Task description:
Output the full listing word for word.

▬▬▬▬▬▬▬▬▬▬

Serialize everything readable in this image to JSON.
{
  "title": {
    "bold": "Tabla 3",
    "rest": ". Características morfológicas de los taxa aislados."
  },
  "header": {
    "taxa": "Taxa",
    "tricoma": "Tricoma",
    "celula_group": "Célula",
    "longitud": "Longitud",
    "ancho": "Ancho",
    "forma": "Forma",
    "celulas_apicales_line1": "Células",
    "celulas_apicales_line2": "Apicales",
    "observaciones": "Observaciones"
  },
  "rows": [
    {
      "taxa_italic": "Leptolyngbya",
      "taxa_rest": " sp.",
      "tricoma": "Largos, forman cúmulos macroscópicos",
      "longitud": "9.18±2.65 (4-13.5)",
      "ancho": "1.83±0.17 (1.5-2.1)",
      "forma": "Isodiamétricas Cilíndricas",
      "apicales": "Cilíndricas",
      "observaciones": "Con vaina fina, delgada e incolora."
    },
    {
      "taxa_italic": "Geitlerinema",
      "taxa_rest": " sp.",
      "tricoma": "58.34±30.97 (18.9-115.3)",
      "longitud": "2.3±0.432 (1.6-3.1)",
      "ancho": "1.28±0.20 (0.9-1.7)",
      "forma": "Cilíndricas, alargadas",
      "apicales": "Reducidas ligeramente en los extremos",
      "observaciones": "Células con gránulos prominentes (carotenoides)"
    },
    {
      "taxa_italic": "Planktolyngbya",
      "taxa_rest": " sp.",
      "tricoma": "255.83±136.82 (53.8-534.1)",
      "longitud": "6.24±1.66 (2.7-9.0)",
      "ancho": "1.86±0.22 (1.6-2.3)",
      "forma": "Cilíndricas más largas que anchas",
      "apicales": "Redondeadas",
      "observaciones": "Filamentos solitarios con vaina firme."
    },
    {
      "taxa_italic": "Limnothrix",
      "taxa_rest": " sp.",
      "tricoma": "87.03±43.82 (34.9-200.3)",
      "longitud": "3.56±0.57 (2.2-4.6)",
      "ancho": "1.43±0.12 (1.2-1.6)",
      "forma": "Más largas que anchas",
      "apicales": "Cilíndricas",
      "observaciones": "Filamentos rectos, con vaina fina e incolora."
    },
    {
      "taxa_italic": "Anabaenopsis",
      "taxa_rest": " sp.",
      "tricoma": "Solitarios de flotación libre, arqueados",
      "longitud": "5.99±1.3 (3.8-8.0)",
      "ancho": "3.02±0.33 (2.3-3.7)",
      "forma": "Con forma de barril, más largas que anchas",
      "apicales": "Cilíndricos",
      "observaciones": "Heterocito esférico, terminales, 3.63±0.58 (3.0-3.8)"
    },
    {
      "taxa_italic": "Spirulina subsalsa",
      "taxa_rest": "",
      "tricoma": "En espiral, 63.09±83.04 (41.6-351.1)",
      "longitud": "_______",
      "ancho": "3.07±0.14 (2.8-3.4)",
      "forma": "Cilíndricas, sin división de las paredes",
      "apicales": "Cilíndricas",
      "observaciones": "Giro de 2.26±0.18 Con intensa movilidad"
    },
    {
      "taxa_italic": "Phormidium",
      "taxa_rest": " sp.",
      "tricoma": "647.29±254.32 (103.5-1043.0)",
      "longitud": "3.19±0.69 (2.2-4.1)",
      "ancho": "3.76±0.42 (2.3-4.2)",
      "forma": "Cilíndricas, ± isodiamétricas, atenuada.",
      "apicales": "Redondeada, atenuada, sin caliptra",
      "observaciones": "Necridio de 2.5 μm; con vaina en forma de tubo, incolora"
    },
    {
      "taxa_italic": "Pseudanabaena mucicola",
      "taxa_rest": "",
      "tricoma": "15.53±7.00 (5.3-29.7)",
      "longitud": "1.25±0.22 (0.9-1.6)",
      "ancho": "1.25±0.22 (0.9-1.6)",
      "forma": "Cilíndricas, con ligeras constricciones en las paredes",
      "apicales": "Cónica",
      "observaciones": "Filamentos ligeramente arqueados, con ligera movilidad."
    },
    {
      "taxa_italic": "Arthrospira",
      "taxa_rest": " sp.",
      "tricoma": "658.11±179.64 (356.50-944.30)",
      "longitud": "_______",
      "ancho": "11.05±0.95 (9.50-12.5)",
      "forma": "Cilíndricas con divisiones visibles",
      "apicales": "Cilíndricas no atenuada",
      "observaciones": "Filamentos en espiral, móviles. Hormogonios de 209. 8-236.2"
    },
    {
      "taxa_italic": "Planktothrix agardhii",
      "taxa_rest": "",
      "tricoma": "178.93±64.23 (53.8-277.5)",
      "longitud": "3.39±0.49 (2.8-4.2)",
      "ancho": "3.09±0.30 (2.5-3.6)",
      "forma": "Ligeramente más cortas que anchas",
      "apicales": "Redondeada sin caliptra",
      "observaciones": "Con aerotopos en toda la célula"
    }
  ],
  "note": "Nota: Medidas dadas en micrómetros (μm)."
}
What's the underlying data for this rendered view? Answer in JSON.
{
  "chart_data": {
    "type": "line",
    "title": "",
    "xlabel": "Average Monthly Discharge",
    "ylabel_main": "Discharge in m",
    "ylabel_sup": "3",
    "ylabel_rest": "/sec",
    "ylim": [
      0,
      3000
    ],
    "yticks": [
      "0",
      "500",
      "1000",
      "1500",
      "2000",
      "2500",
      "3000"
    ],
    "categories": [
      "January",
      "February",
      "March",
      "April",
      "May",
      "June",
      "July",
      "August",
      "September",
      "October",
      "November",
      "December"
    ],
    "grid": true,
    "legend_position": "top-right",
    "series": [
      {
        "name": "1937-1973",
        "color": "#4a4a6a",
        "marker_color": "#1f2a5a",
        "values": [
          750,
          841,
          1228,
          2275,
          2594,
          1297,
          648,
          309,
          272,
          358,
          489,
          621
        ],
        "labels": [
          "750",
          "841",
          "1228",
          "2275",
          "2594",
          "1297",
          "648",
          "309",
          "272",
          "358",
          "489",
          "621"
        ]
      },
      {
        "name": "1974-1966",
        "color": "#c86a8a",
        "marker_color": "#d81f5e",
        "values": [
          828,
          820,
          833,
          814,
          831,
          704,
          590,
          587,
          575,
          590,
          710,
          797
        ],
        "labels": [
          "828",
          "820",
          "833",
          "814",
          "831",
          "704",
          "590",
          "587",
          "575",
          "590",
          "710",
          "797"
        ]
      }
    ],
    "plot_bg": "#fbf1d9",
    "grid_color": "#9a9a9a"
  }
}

▬▬▬▬▬▬▬▬▬▬

Reply to the task:
Serialize everything readable in this image to JSON.
{
  "title": {
    "bold": "Tabla 3",
    "rest": ". Características morfológicas de los taxa aislados."
  },
  "header": {
    "taxa": "Taxa",
    "tricoma": "Tricoma",
    "celula_group": "Célula",
    "longitud": "Longitud",
    "ancho": "Ancho",
    "forma": "Forma",
    "celulas_apicales_line1": "Células",
    "celulas_apicales_line2": "Apicales",
    "observaciones": "Observaciones"
  },
  "rows": [
    {
      "taxa_italic": "Leptolyngbya",
      "taxa_rest": " sp.",
      "tricoma": "Largos, forman cúmulos macroscópicos",
      "longitud": "9.18±2.65 (4-13.5)",
      "ancho": "1.83±0.17 (1.5-2.1)",
      "forma": "Isodiamétricas Cilíndricas",
      "apicales": "Cilíndricas",
      "observaciones": "Con vaina fina, delgada e incolora."
    },
    {
      "taxa_italic": "Geitlerinema",
      "taxa_rest": " sp.",
      "tricoma": "58.34±30.97 (18.9-115.3)",
      "longitud": "2.3±0.432 (1.6-3.1)",
      "ancho": "1.28±0.20 (0.9-1.7)",
      "forma": "Cilíndricas, alargadas",
      "apicales": "Reducidas ligeramente en los extremos",
      "observaciones": "Células con gránulos prominentes (carotenoides)"
    },
    {
      "taxa_italic": "Planktolyngbya",
      "taxa_rest": " sp.",
      "tricoma": "255.83±136.82 (53.8-534.1)",
      "longitud": "6.24±1.66 (2.7-9.0)",
      "ancho": "1.86±0.22 (1.6-2.3)",
      "forma": "Cilíndricas más largas que anchas",
      "apicales": "Redondeadas",
      "observaciones": "Filamentos solitarios con vaina firme."
    },
    {
      "taxa_italic": "Limnothrix",
      "taxa_rest": " sp.",
      "tricoma": "87.03±43.82 (34.9-200.3)",
      "longitud": "3.56±0.57 (2.2-4.6)",
      "ancho": "1.43±0.12 (1.2-1.6)",
      "forma": "Más largas que anchas",
      "apicales": "Cilíndricas",
      "observaciones": "Filamentos rectos, con vaina fina e incolora."
    },
    {
      "taxa_italic": "Anabaenopsis",
      "taxa_rest": " sp.",
      "tricoma": "Solitarios de flotación libre, arqueados",
      "longitud": "5.99±1.3 (3.8-8.0)",
      "ancho": "3.02±0.33 (2.3-3.7)",
      "forma": "Con forma de barril, más largas que anchas",
      "apicales": "Cilíndricos",
      "observaciones": "Heterocito esférico, terminales, 3.63±0.58 (3.0-3.8)"
    },
    {
      "taxa_italic": "Spirulina subsalsa",
      "taxa_rest": "",
      "tricoma": "En espiral, 63.09±83.04 (41.6-351.1)",
      "longitud": "_______",
      "ancho": "3.07±0.14 (2.8-3.4)",
      "forma": "Cilíndricas, sin división de las paredes",
      "apicales": "Cilíndricas",
      "observaciones": "Giro de 2.26±0.18 Con intensa movilidad"
    },
    {
      "taxa_italic": "Phormidium",
      "taxa_rest": " sp.",
      "tricoma": "647.29±254.32 (103.5-1043.0)",
      "longitud": "3.19±0.69 (2.2-4.1)",
      "ancho": "3.76±0.42 (2.3-4.2)",
      "forma": "Cilíndricas, ± isodiamétricas, atenuada.",
      "apicales": "Redondeada, atenuada, sin caliptra",
      "observaciones": "Necridio de 2.5 μm; con vaina en forma de tubo, incolora"
    },
    {
      "taxa_italic": "Pseudanabaena mucicola",
      "taxa_rest": "",
      "tricoma": "15.53±7.00 (5.3-29.7)",
      "longitud": "1.25±0.22 (0.9-1.6)",
      "ancho": "1.25±0.22 (0.9-1.6)",
      "forma": "Cilíndricas, con ligeras constricciones en las paredes",
      "apicales": "Cónica",
      "observaciones": "Filamentos ligeramente arqueados, con ligera movilidad."
    },
    {
      "taxa_italic": "Arthrospira",
      "taxa_rest": " sp.",
      "tricoma": "658.11±179.64 (356.50-944.30)",
      "longitud": "_______",
      "ancho": "11.05±0.95 (9.50-12.5)",
      "forma": "Cilíndricas con divisiones visibles",
      "apicales": "Cilíndricas no atenuada",
      "observaciones": "Filamentos en espiral, móviles. Hormogonios de 209. 8-236.2"
    },
    {
      "taxa_italic": "Planktothrix agardhii",
      "taxa_rest": "",
      "tricoma": "178.93±64.23 (53.8-277.5)",
      "longitud": "3.39±0.49 (2.8-4.2)",
      "ancho": "3.09±0.30 (2.5-3.6)",
      "forma": "Ligeramente más cortas que anchas",
      "apicales": "Redondeada sin caliptra",
      "observaciones": "Con aerotopos en toda la célula"
    }
  ],
  "note": "Nota: Medidas dadas en micrómetros (μm)."
}
What's the underlying data for this rendered view? Answer in JSON.
{
  "chart_data": {
    "type": "line",
    "title": "",
    "xlabel": "Average Monthly Discharge",
    "ylabel_main": "Discharge in m",
    "ylabel_sup": "3",
    "ylabel_rest": "/sec",
    "ylim": [
      0,
      3000
    ],
    "yticks": [
      "0",
      "500",
      "1000",
      "1500",
      "2000",
      "2500",
      "3000"
    ],
    "categories": [
      "January",
      "February",
      "March",
      "April",
      "May",
      "June",
      "July",
      "August",
      "September",
      "October",
      "November",
      "December"
    ],
    "grid": true,
    "legend_position": "top-right",
    "series": [
      {
        "name": "1937-1973",
        "color": "#4a4a6a",
        "marker_color": "#1f2a5a",
        "values": [
          750,
          841,
          1228,
          2275,
          2594,
          1297,
          648,
          309,
          272,
          358,
          489,
          621
        ],
        "labels": [
          "750",
          "841",
          "1228",
          "2275",
          "2594",
          "1297",
          "648",
          "309",
          "272",
          "358",
          "489",
          "621"
        ]
      },
      {
        "name": "1974-1966",
        "color": "#c86a8a",
        "marker_color": "#d81f5e",
        "values": [
          828,
          820,
          833,
          814,
          831,
          704,
          590,
          587,
          575,
          590,
          710,
          797
        ],
        "labels": [
          "828",
          "820",
          "833",
          "814",
          "831",
          "704",
          "590",
          "587",
          "575",
          "590",
          "710",
          "797"
        ]
      }
    ],
    "plot_bg": "#fbf1d9",
    "grid_color": "#9a9a9a"
  }
}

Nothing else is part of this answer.